# WHAT YOU ARE ASKED TO DO
All of the material below is to be restated word for word, apart from the pictures.

# DATA PROVIDED
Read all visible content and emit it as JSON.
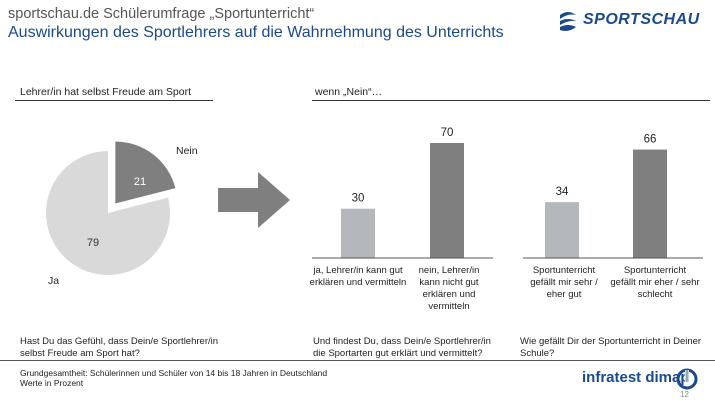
{
  "header": {
    "title": "sportschau.de Schülerumfrage „Sportunterricht“",
    "subtitle": "Auswirkungen des Sportlehrers auf die Wahrnehmung des Unterrichts",
    "logo_text": "SPORTSCHAU"
  },
  "sections": {
    "left_label": "Lehrer/in hat selbst Freude am Sport",
    "right_label": "wenn „Nein“…"
  },
  "chart_data": [
    {
      "type": "pie",
      "labels": [
        "Nein",
        "Ja"
      ],
      "values": [
        21,
        79
      ],
      "colors": [
        "#7f7f7f",
        "#d9d9d9"
      ],
      "question": "Hast Du das Gefühl, dass Dein/e Sportlehrer/in selbst Freude am Sport hat?"
    },
    {
      "type": "bar",
      "categories": [
        "ja, Lehrer/in kann gut erklären und vermitteln",
        "nein, Lehrer/in kann nicht gut erklären und vermitteln"
      ],
      "values": [
        30,
        70
      ],
      "colors": [
        "#b4b8bc",
        "#7f7f7f"
      ],
      "question": "Und findest Du, dass Dein/e Sportlehrer/in die Sportarten gut erklärt und vermittelt?"
    },
    {
      "type": "bar",
      "categories": [
        "Sportunterricht gefällt mir sehr / eher gut",
        "Sportunterricht gefällt mir eher / sehr schlecht"
      ],
      "values": [
        34,
        66
      ],
      "colors": [
        "#b4b8bc",
        "#7f7f7f"
      ],
      "question": "Wie gefällt Dir der Sportunterricht in Deiner Schule?"
    }
  ],
  "footer": {
    "base": "Grundgesamtheit: Schülerinnen und Schüler von 14 bis 18 Jahren in Deutschland",
    "unit": "Werte in Prozent",
    "brand": "infratest dimap",
    "page": "12"
  },
  "colors": {
    "accent": "#1a4a8c",
    "dark_bar": "#7f7f7f",
    "light_bar": "#b4b8bc",
    "pie_light": "#d9d9d9"
  }
}
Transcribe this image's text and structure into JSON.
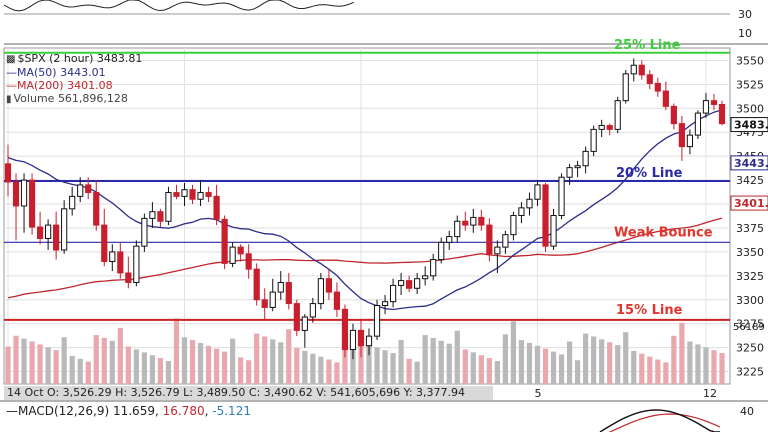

# WRITTEN ANSWER
Read all visible content and emit it as JSON.
{
  "header": {
    "title": "sportschau.de Schülerumfrage „Sportunterricht“",
    "subtitle": "Auswirkungen des Sportlehrers auf die Wahrnehmung des Unterrichts",
    "logo_text": "SPORTSCHAU"
  },
  "sections": {
    "left_label": "Lehrer/in hat selbst Freude am Sport",
    "right_label": "wenn „Nein“…"
  },
  "chart_data": [
    {
      "type": "pie",
      "labels": [
        "Nein",
        "Ja"
      ],
      "values": [
        21,
        79
      ],
      "colors": [
        "#7f7f7f",
        "#d9d9d9"
      ],
      "question": "Hast Du das Gefühl, dass Dein/e Sportlehrer/in selbst Freude am Sport hat?"
    },
    {
      "type": "bar",
      "categories": [
        "ja, Lehrer/in kann gut erklären und vermitteln",
        "nein, Lehrer/in kann nicht gut erklären und vermitteln"
      ],
      "values": [
        30,
        70
      ],
      "colors": [
        "#b4b8bc",
        "#7f7f7f"
      ],
      "question": "Und findest Du, dass Dein/e Sportlehrer/in die Sportarten gut erklärt und vermittelt?"
    },
    {
      "type": "bar",
      "categories": [
        "Sportunterricht gefällt mir sehr / eher gut",
        "Sportunterricht gefällt mir eher / sehr schlecht"
      ],
      "values": [
        34,
        66
      ],
      "colors": [
        "#b4b8bc",
        "#7f7f7f"
      ],
      "question": "Wie gefällt Dir der Sportunterricht in Deiner Schule?"
    }
  ],
  "footer": {
    "base": "Grundgesamtheit: Schülerinnen und Schüler von 14 bis 18 Jahren in Deutschland",
    "unit": "Werte in Prozent",
    "brand": "infratest dimap",
    "page": "12"
  },
  "colors": {
    "accent": "#1a4a8c",
    "dark_bar": "#7f7f7f",
    "light_bar": "#b4b8bc",
    "pie_light": "#d9d9d9"
  }
}
Transcribe this image's text and structure into JSON.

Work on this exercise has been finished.